◆ **DIRECTIONS FOR THIS TASK**
Return each line containing "观海新闻".
--- START RECORD SET ---
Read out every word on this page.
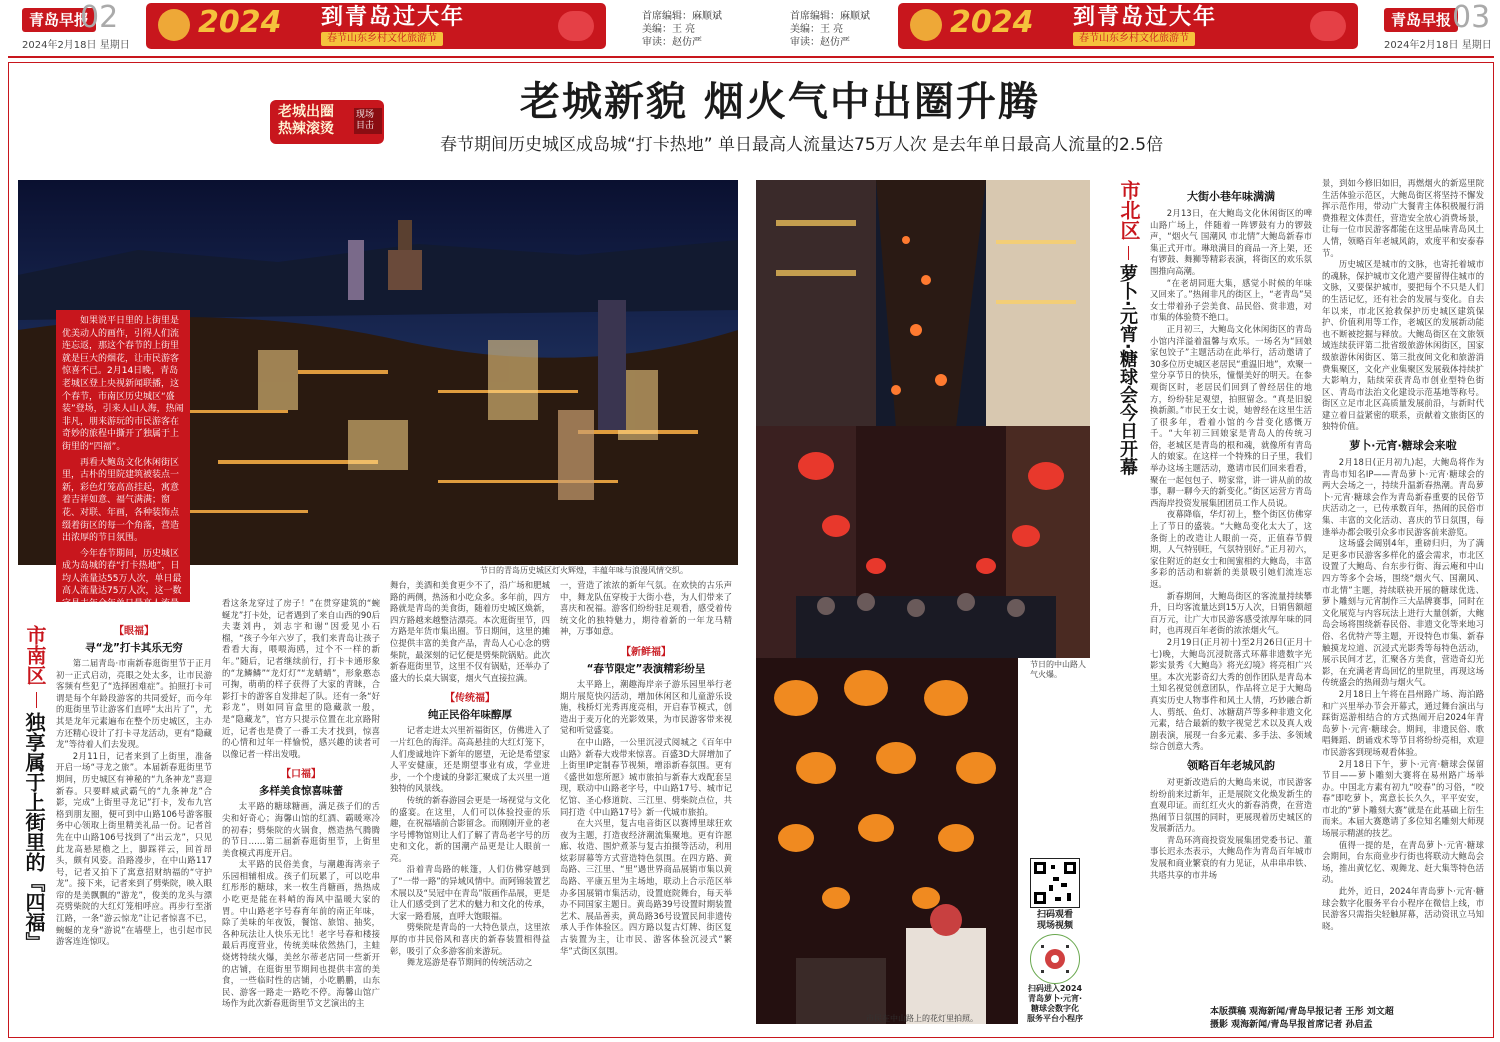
青岛早报
02
2024年2月18日 星期日
2024 到青岛过大年
春节山东乡村文化旅游节
首席编辑：麻顺斌
美编：王 亮
审读：赵仿严
首席编辑：麻顺斌
美编：王 亮
审读：赵仿严
2024 到青岛过大年
春节山东乡村文化旅游节
青岛早报 03
2024年2月18日 星期日
老城出圈 热辣滚烫
现场目击
老城新貌 烟火气中出圈升腾
春节期间历史城区成岛城“打卡热地” 单日最高人流量达75万人次 是去年单日最高人流量的2.5倍
节日的青岛历史城区灯火辉煌，丰蕴年味与浪漫风情交织。

如果说平日里的上街里是优美动人的画作，引得人们流连忘返，那这个春节的上街里就是巨大的烟花，让市民游客惊喜不已。2月14日晚，青岛老城区登上央视新闻联播，这个春节，市南区历史城区“盛装”登场，引来人山人海，热闹非凡，朋来游玩的市民游客在奇妙的旅程中撕开了独属于上街里的“四福”。

再看大鲍岛文化休闲街区里，古朴的里院建筑被装点一新，彩色灯笼高高挂起，寓意着吉祥如意、福气满满；窗花、对联、年画，各种装饰点缀着街区的每一个角落，营造出浓厚的节日氛围。

今年春节期间，历史城区成为岛城的春“打卡热地”，日均人流量达55万人次，单日最高人流量达75万人次，这一数字是去年全年单日最高人流量的2.5倍。

市南区
独享属于上街里的『四福』
【眼福】
寻“龙”打卡其乐无穷

第二届青岛·市南新春逛街里节于正月初一正式启动，亮眼之处太多，让市民游客频有些犯了“选择困难症”。拍照打卡可谓是每个年龄段游客的共同爱好，而今年的逛街里节让游客们直呼“太出片了”，尤其是龙年元素遍布在整个历史城区，主办方还精心设计了打卡寻龙活动，更有“隐藏龙”等待着人们去发现。

2月11日，记者来到了上街里，准备开启一场“寻龙之旅”。本届新春逛街里节期间，历史城区有神秘的“九条神龙”喜迎新春。只要畔威武霸气的“九条神龙”合影，完成“上街里寻龙记”打卡，发布九宫格到朋友圈，便可到中山路106号游客服务中心领取上街里精美礼品一份。记者首先在中山路106号找到了“出云龙”，只见此龙高悬屋檐之上，脚踩祥云，回首昂头，颇有风姿。沿路漫步，在中山路117号，记者又拍下了寓意招财纳福的“守护龙”。接下来，记者来到了劈柴院，映入眼帘的是美飘飘的“游龙”，俊美的龙头与漂亮劈柴院的大红灯笼相呼应。再步行至浙江路，一条“游云惊龙”让记者惊喜不已，蜿蜒的龙身“游说”在墙壁上，也引起市民游客连连惊叹。

看这条龙穿过了房子！”在贯穿建筑的“蜿蜒龙”打卡处，记者遇到了来自山西的90后夫妻刘冉，刘志宇和谢“因爱见小石榴，“孩子今年六岁了，我们来青岛让孩子看看大海，喂喂海鸥，过个不一样的新年。”随后，记者继续前行，打卡卡通形象的“龙鳞鳞”“龙灯灯”“龙蜻蜻”，形象憨态可掬，萌萌的样子获得了大家的青睐，合影打卡的游客自发排起了队。还有一条“好彩龙”，则如同盲盒里的隐藏款一般，是“隐藏龙”，官方只提示位置在北京路附近，记者也是费了一番工夫才找到，惊喜的心情和过年一样愉悦，感兴趣的读者可以像记者一样出发哦。

【口福】
多样美食惊喜味蕾

太平路的糖球糖画，满足孩子们的舌尖和好奇心；海馨山馆的红酒、霸暖寒冷的初春；劈柴院的火锅食，燃造热气腾腾的节日……第二届新春逛街里节，上街里美食模式再度开启。

太平路的民俗美食，与潮趣海湾亲子乐园相辅相成。孩子们玩累了，可以吃串红彤彤的糖球，来一枚生肖糖画，热热成小吃更是能在料峭的海风中温暖大家的胃。中山路老字号春育年前的南正年味，除了美味的年夜饭，餐馆、旅馆、抽奖，各种玩法让人快乐无比！老字号春和楼接最后再度营业，传统美味依然热门，主蛙烧烤特续火爆，美丝尔蒂老店同一些新开的店铺，在逛街里节期间也提供丰富的美食，一些临时性的店铺，小吃鹏鹏，山东民、游客一路走一路吃不停。海馨山馆广场作为此次新春逛街里节文艺演出的主

舞台，美酒和美食更少不了，沿广场和肥城路的两侧，热汤和小吃众多。多年前，四方路就是青岛的美食街，随着历史城区焕新，四方路越来越整洁漂亮。本次逛街里节，四方路是年货市集出圈。节日期间，这里的摊位提供丰富的美食产品，青岛人心心念的劈柴院，最深刻的记忆便是劈柴院锅贴。此次新春逛街里节，这里不仅有锅贴，还举办了盛大的长桌大锅宴，烟火气直接拉满。

【传统福】
纯正民俗年味醇厚

记者走进太兴里祈福街区，仿佛进入了一片红色的海洋。高高悬挂的大红灯笼下，人们虔诚地许下新年的愿望，无论是希望家人平安健康，还是期望事业有成，学业进步，一个个虔诚的身影汇聚成了太兴里一道独特的风景线。

传统的新春游园会更是一场视觉与文化的盛宴。在这里，人们可以体验投壶的乐趣，在祝福墙前合影留念。而刚刚开业的老字号博物馆则让人们了解了青岛老字号的历史和文化，新的国潮产品更是让人眼前一亮。

沿着青岛路的帐篷，人们仿佛穿越到了“一带一路”的异域风情中。而阿锦装置艺术展以及“吴冠中在青岛”版画作品展，更是让人们感受到了艺术的魅力和文化的传承，大家一路看展，直呼大饱眼福。

劈柴院是青岛的一大特色景点，这里浓厚的市井民俗风和喜庆的新春装置相得益彰，吸引了众多游客前来游玩。

舞龙巡游是春节期间的传统活动之

一，营造了浓浓的新年气氛。在欢快的古乐声中，舞龙队伍穿梭于大街小巷，为人们带来了喜庆和祝福。游客们纷纷驻足观看，感受着传统文化的独特魅力，期待着新的一年龙马精神，万事如意。

【新鲜福】
“春节限定”表演精彩纷呈

太平路上，潮趣海岸亲子游乐园里举行老期片展览快闪活动，增加休闲区和儿童游乐设施，栈桥灯光秀再度亮相，开启春节模式，创造出于麦万化的光影效果，为市民游客带来视觉和听觉盛宴。

在中山路，一公里沉浸式阅城之《百年中山路》新春大戏带来惊喜。百盛3D大屏增加了上街里IP定制春节视频，增添新春氛围。更有《盛世如您所愿》城市旅拍与新春大戏配套呈现，联动中山路老字号，中山路17号、城市记忆馆、圣心修道院、三江里、劈柴院点位，共同打造《中山路17号》新一代城市旅拍。

在大兴里，复古电音街区以赛博里球狂欢夜为主题，打造夜经济潮流集聚地。更有许愿廊、妆造、围炉煮茶与复古拍摄等活动，利用炫彩屏幕等方式营造特色氛围。在四方路、黄岛路、三江里、“里”遇世界商品展销市集以黄岛路、平康五里为主场地，联动上合示范区举办多国展销市集活动，设置庭院舞台，每天举办不同国家主题日。黄岛路39号设置时期装置艺术、展品善卖，黄岛路36号设置民间非遗传承人手作体验区。四方路以复古灯牌、街区复古装置为主，让市民、游客体验沉浸式“繁华”式街区氛围。

节日的中山路人气火爆。
市民在中山路上的花灯里拍照。
扫码观看
现场视频
扫码进入2024
青岛萝卜·元宵·
糖球会数字化
服务平台小程序
市北区
萝卜·元宵·糖球会今日开幕
大街小巷年味满满

2月13日，在大鲍岛文化休闲街区的啤山路广场上，伴随着一阵锣鼓有力的锣鼓声，“烟火气 国潮风 市北情”大鲍岛新春市集正式开市。琳琅满目的商品一齐上架，还有锣鼓、舞狮等精彩表演，将街区的欢乐氛围推向高潮。

“在老胡同逛大集，感觉小时候的年味又回来了。”热闹非凡的街区上，“老青岛”吴女士带着孙子尝美食、品民俗、赏非遗，对市集的体验赞不绝口。

正月初三，大鲍岛文化休闲街区的青岛小馆内洋溢着温馨与欢乐。一场名为“回娘家包饺子”主题活动在此举行，活动邀请了30多位历史城区老居民“重温旧地”，欢聚一堂分享节日的快乐，憧憬美好的明天。在参观街区时，老居民们回到了曾经居住的地方，纷纷驻足观望，拍照留念。“真是旧貌换新颜。”市民王女士说，她曾经在这里生活了很多年，看着小馆的今昔变化感慨万千。“大年初三回娘家是青岛人的传统习俗，老城区是青岛的根和魂，就像所有青岛人的娘家。在这样一个特殊的日子里，我们举办这场主题活动，邀请市民们回来看看，聚在一起包包子、唠家常，讲一讲从前的故事，聊一聊今天的新变化。”街区运营方青岛西海岸投资发展集团团员工作人员说。

夜幕降临，华灯初上，整个街区仿佛穿上了节日的盛装。“大鲍岛变化太大了，这条街上的改造让人眼前一亮，正值春节假期，人气特别旺，气氛特别好。”正月初六，家住附近的赵女士和闺蜜相约大鲍岛，丰富多彩的活动和崭新的美景吸引她们流连忘返。

新春期间，大鲍岛街区的客流量持续攀升，日均客流量达到15万人次，日销售额超百万元，让广大市民游客感受浓厚年味的同时，也再现百年老街的浓浓烟火气。

2月19日(正月初十)至2月26日(正月十七)晚，大鲍岛沉浸院落式环幕非遗数字光影实景秀《大鲍岛》将光幻境》将亮相广兴里。本次光影奇幻大秀的创作团队是青岛本土知名视觉创意团队，作品将立足于大鲍岛真实历史人物事件和风土人情，巧妙融合新人、剪纸、鱼灯、冰糖葫芦等多种非遗文化元素，结合最新的数字视觉艺术以及真人戏剧表演，展现一台多元素、多手法、多领域综合创意大秀。

领略百年老城风韵

对更新改造后的大鲍岛来说，市民游客纷纷前来过新年，正是展院文化焕发新生的直观印证。而红红火火的新春消费，在营造热闹节日氛围的同时，更展现着历史城区的发展新活力。

青岛环湾商投资发展集团党委书记、董事长迟永杰表示，大鲍岛作为青岛百年城市发展和商业繁衰的有力见证，从串串串铁、共塔共享的市井场

景，到如今修旧如旧，再燃烟火的新巡里院生活体验示范区，大鲍岛街区将坚持不懈发挥示范作用，带动广大餐青主体积极履行消费推程文体责任，营造安全放心消费场景，让每一位市民游客都能在这里品味青岛风土人情，领略百年老城风韵，欢度平和安泰春节。

历史城区是城市的文脉，也寄托着城市的魂脉，保护城市文化遗产要留得住城市的文脉，又要保护城市，要把每个不只是人们的生活记忆，还有社会的发展与变化。自去年以来，市北区抢救保护历史城区建筑保护、价值利用等工作，老城区的发展新动能也不断被挖掘与释放。大鲍岛街区在文旅领域连续获评第二批省级旅游休闲街区，国家级旅游休闲街区、第三批夜间文化和旅游消费集聚区，文化产业集聚区发展载体持续扩大影响力，陆续荣获青岛市创业型特色街区、青岛市法治文化建设示范基地等称号。街区立足市北区高质量发展前沿，与新时代建立着日益紧密的联系，贡献着文旅街区的独特价值。

萝卜·元宵·糖球会来啦

2月18日(正月初九)起，大鲍岛将作为青岛市知名IP——青岛萝卜·元宵·糖球会的两大会场之一，持续升温新春热潮。青岛萝卜·元宵·糖球会作为青岛新春重要的民俗节庆活动之一，已传承数百年，热闹的民俗市集、丰富的文化活动、喜庆的节日氛围，每逢举办都会吸引众多市民游客前来游览。

这场盛会阔别4年，重磅归归，为了满足更多市民游客多样化的盛会需求，市北区设置了大鲍岛、台东步行街、海云庵和中山四方等多个会场，围绕“烟火气、国潮风、市北情”主题，持续联袂开展的糖球优选、萝卜雕刻与元宵制作三大品牌赛事，同时在文化展览与内容玩法上进行大量创新，大鲍岛会场将围绕新春民俗、非遗文化等来地习俗、名优特产等主题，开设特色市集、新春触摸龙垃道、沉浸式光影秀等每特色活动，展示民间才艺，汇聚各方美食，营造奇幻光影，在充满老青岛回忆的里院里，再现这场传统盛会的热闹劲与烟火气。

2月18日上午将在昌州路广场、海泊路和广兴里举办节会开幕式，通过舞台演出与踩街巡游相结合的方式热闹开启2024年青岛萝卜·元宵·糖球会。期间，非遗民俗、歌唱舞蹈、朗诵戏术等节目将纷纷亮相，欢迎市民游客到现场观看体验。

2月18日下午，萝卜·元宵·糖球会保留节目——萝卜雕刻大赛将在易州路广场举办。中国北方素有初九“咬春”的习俗，“咬春”即吃萝卜，寓意长长久久，平平安安，市北的“萝卜雕刻大赛”就是在此基础上衍生而来。本届大赛邀请了多位知名雕刻大师现场展示精湛的技艺。

值得一提的是，在青岛萝卜·元宵·糖球会期间，台东商业步行街也将联动大鲍岛会场，推出黄忆忆、观舞龙、赶大集等特色活动。

此外，近日，2024年青岛萝卜·元宵·糖球会数字化服务平台小程序在微信上线，市民游客只需指尖轻触屏幕，活动资讯立马知晓。

本版撰稿 观海新闻/青岛早报记者 王彤 刘文超
摄影 观海新闻/青岛早报首席记者 孙启孟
--- END RECORD SET ---
◆ **WRITTEN ANSWER**
本版撰稿 观海新闻/青岛早报记者 王彤 刘文超
摄影 观海新闻/青岛早报首席记者 孙启孟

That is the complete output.